• _RECORDS PROVIDED_
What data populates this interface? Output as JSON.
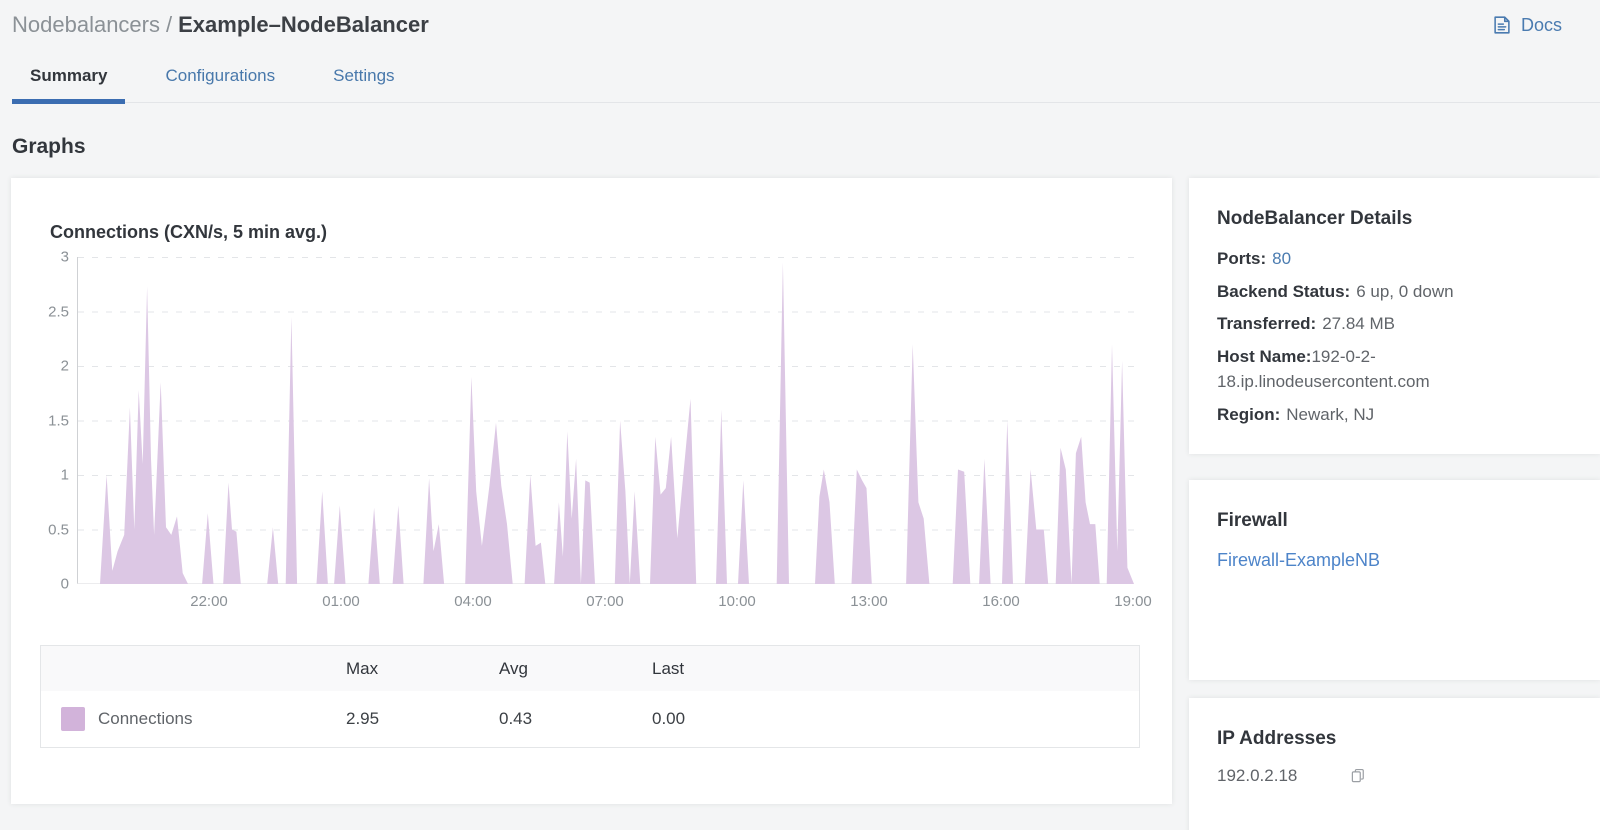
{
  "breadcrumb": {
    "section": "Nodebalancers",
    "separator": "/",
    "current": "Example–NodeBalancer"
  },
  "header": {
    "docs_label": "Docs"
  },
  "tabs": {
    "items": [
      {
        "label": "Summary"
      },
      {
        "label": "Configurations"
      },
      {
        "label": "Settings"
      }
    ],
    "active": "Summary"
  },
  "graphs_heading": "Graphs",
  "chart_data": {
    "type": "area",
    "title": "Connections (CXN/s, 5 min avg.)",
    "xlabel": "",
    "ylabel": "",
    "ylim": [
      0,
      3
    ],
    "y_ticks": [
      0,
      0.5,
      1,
      1.5,
      2,
      2.5,
      3
    ],
    "grid": {
      "horizontal": "dashed",
      "color": "#e3e5e8",
      "vertical": false
    },
    "legend_position": "bottom-table",
    "x_axis": {
      "window_hours": 24,
      "start_time": "19:00",
      "end_time": "19:00",
      "tick_labels": [
        {
          "t": 3,
          "label": "22:00"
        },
        {
          "t": 6,
          "label": "01:00"
        },
        {
          "t": 9,
          "label": "04:00"
        },
        {
          "t": 12,
          "label": "07:00"
        },
        {
          "t": 15,
          "label": "10:00"
        },
        {
          "t": 18,
          "label": "13:00"
        },
        {
          "t": 21,
          "label": "16:00"
        },
        {
          "t": 24,
          "label": "19:00"
        }
      ]
    },
    "series": [
      {
        "name": "Connections",
        "unit": "CXN/s",
        "swatch_color": "#d2b3da",
        "fill_color": "#dcc7e4",
        "stats": {
          "max": 2.95,
          "avg": 0.43,
          "last": 0.0
        },
        "points_hours_value": [
          [
            0,
            0
          ],
          [
            0.5,
            0
          ],
          [
            0.65,
            1.0
          ],
          [
            0.78,
            0.12
          ],
          [
            0.9,
            0.3
          ],
          [
            1.05,
            0.45
          ],
          [
            1.18,
            1.62
          ],
          [
            1.28,
            0.5
          ],
          [
            1.38,
            1.78
          ],
          [
            1.47,
            1.1
          ],
          [
            1.57,
            2.73
          ],
          [
            1.66,
            1.15
          ],
          [
            1.73,
            0.45
          ],
          [
            1.88,
            1.85
          ],
          [
            2.0,
            0.52
          ],
          [
            2.12,
            0.45
          ],
          [
            2.25,
            0.62
          ],
          [
            2.38,
            0.1
          ],
          [
            2.5,
            0
          ],
          [
            2.82,
            0
          ],
          [
            2.95,
            0.65
          ],
          [
            3.08,
            0
          ],
          [
            3.3,
            0
          ],
          [
            3.42,
            0.93
          ],
          [
            3.5,
            0.5
          ],
          [
            3.6,
            0.48
          ],
          [
            3.7,
            0
          ],
          [
            4.3,
            0
          ],
          [
            4.43,
            0.52
          ],
          [
            4.55,
            0
          ],
          [
            4.72,
            0
          ],
          [
            4.85,
            2.45
          ],
          [
            4.98,
            0
          ],
          [
            5.42,
            0
          ],
          [
            5.55,
            0.85
          ],
          [
            5.68,
            0
          ],
          [
            5.82,
            0
          ],
          [
            5.95,
            0.72
          ],
          [
            6.08,
            0
          ],
          [
            6.6,
            0
          ],
          [
            6.73,
            0.7
          ],
          [
            6.86,
            0
          ],
          [
            7.15,
            0
          ],
          [
            7.28,
            0.72
          ],
          [
            7.4,
            0
          ],
          [
            7.85,
            0
          ],
          [
            7.98,
            0.97
          ],
          [
            8.08,
            0.3
          ],
          [
            8.2,
            0.55
          ],
          [
            8.32,
            0
          ],
          [
            8.8,
            0
          ],
          [
            8.94,
            1.9
          ],
          [
            9.05,
            0.85
          ],
          [
            9.18,
            0.35
          ],
          [
            9.35,
            0.9
          ],
          [
            9.5,
            1.48
          ],
          [
            9.62,
            0.9
          ],
          [
            9.75,
            0.55
          ],
          [
            9.88,
            0
          ],
          [
            10.15,
            0
          ],
          [
            10.28,
            1.0
          ],
          [
            10.4,
            0.35
          ],
          [
            10.52,
            0.38
          ],
          [
            10.62,
            0
          ],
          [
            10.82,
            0
          ],
          [
            10.93,
            0.75
          ],
          [
            11.02,
            0.25
          ],
          [
            11.12,
            1.4
          ],
          [
            11.22,
            0.6
          ],
          [
            11.32,
            1.15
          ],
          [
            11.43,
            0
          ],
          [
            11.53,
            0.95
          ],
          [
            11.63,
            0.93
          ],
          [
            11.75,
            0
          ],
          [
            12.2,
            0
          ],
          [
            12.32,
            1.5
          ],
          [
            12.44,
            0.85
          ],
          [
            12.54,
            0
          ],
          [
            12.65,
            0.85
          ],
          [
            12.78,
            0
          ],
          [
            13.0,
            0
          ],
          [
            13.12,
            1.35
          ],
          [
            13.24,
            0.82
          ],
          [
            13.36,
            0.88
          ],
          [
            13.48,
            1.35
          ],
          [
            13.62,
            0.42
          ],
          [
            13.92,
            1.7
          ],
          [
            14.05,
            0
          ],
          [
            14.5,
            0
          ],
          [
            14.62,
            1.6
          ],
          [
            14.75,
            0
          ],
          [
            15.0,
            0
          ],
          [
            15.12,
            0.95
          ],
          [
            15.25,
            0
          ],
          [
            15.88,
            0
          ],
          [
            16.02,
            2.95
          ],
          [
            16.16,
            0
          ],
          [
            16.75,
            0
          ],
          [
            16.85,
            0.8
          ],
          [
            16.95,
            1.05
          ],
          [
            17.08,
            0.75
          ],
          [
            17.2,
            0
          ],
          [
            17.58,
            0
          ],
          [
            17.7,
            1.05
          ],
          [
            17.82,
            0.95
          ],
          [
            17.92,
            0.88
          ],
          [
            18.04,
            0
          ],
          [
            18.82,
            0
          ],
          [
            18.97,
            2.2
          ],
          [
            19.1,
            0.75
          ],
          [
            19.22,
            0.6
          ],
          [
            19.35,
            0
          ],
          [
            19.88,
            0
          ],
          [
            20.0,
            1.05
          ],
          [
            20.14,
            1.03
          ],
          [
            20.28,
            0
          ],
          [
            20.48,
            0
          ],
          [
            20.6,
            1.15
          ],
          [
            20.74,
            0
          ],
          [
            21.0,
            0
          ],
          [
            21.12,
            1.5
          ],
          [
            21.25,
            0
          ],
          [
            21.52,
            0
          ],
          [
            21.65,
            1.05
          ],
          [
            21.78,
            0.5
          ],
          [
            21.95,
            0.5
          ],
          [
            22.05,
            0
          ],
          [
            22.22,
            0
          ],
          [
            22.33,
            1.25
          ],
          [
            22.45,
            1.05
          ],
          [
            22.58,
            0
          ],
          [
            22.68,
            1.2
          ],
          [
            22.8,
            1.35
          ],
          [
            22.9,
            0.75
          ],
          [
            23.0,
            0.55
          ],
          [
            23.12,
            0.55
          ],
          [
            23.22,
            0
          ],
          [
            23.38,
            0
          ],
          [
            23.5,
            2.2
          ],
          [
            23.62,
            0.3
          ],
          [
            23.73,
            2.05
          ],
          [
            23.85,
            0.15
          ],
          [
            24,
            0
          ]
        ]
      }
    ]
  },
  "legend_table": {
    "headers": [
      "Max",
      "Avg",
      "Last"
    ],
    "rows": [
      {
        "label": "Connections",
        "max": "2.95",
        "avg": "0.43",
        "last": "0.00"
      }
    ]
  },
  "details_panel": {
    "title": "NodeBalancer Details",
    "rows": [
      {
        "label": "Ports:",
        "value": "80"
      },
      {
        "label": "Backend Status:",
        "value": "6 up, 0 down"
      },
      {
        "label": "Transferred:",
        "value": "27.84 MB"
      },
      {
        "label": "Host Name:",
        "value": "192-0-2-18.ip.linodeusercontent.com"
      },
      {
        "label": "Region:",
        "value": "Newark, NJ"
      }
    ]
  },
  "firewall_panel": {
    "title": "Firewall",
    "link_label": "Firewall-ExampleNB"
  },
  "ip_panel": {
    "title": "IP Addresses",
    "addresses": [
      {
        "ip": "192.0.2.18"
      }
    ]
  },
  "colors": {
    "link_blue": "#4a7bb0",
    "firewall_link_blue": "#4d84c9",
    "active_tab_underline": "#3b6db1",
    "text_dark": "#32363c",
    "text_gray": "#606469",
    "breadcrumb_gray": "#8b9196",
    "page_bg": "#f4f5f6",
    "card_bg": "#ffffff",
    "series_purple": "#d2b3da"
  }
}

• _EXERCISE OBJECTIVE_
Pick out the lines containing the string "Connections".

• _WRITTEN SOLUTION_
    "title": "Connections (CXN/s, 5 min avg.)",
        "name": "Connections",
        "label": "Connections",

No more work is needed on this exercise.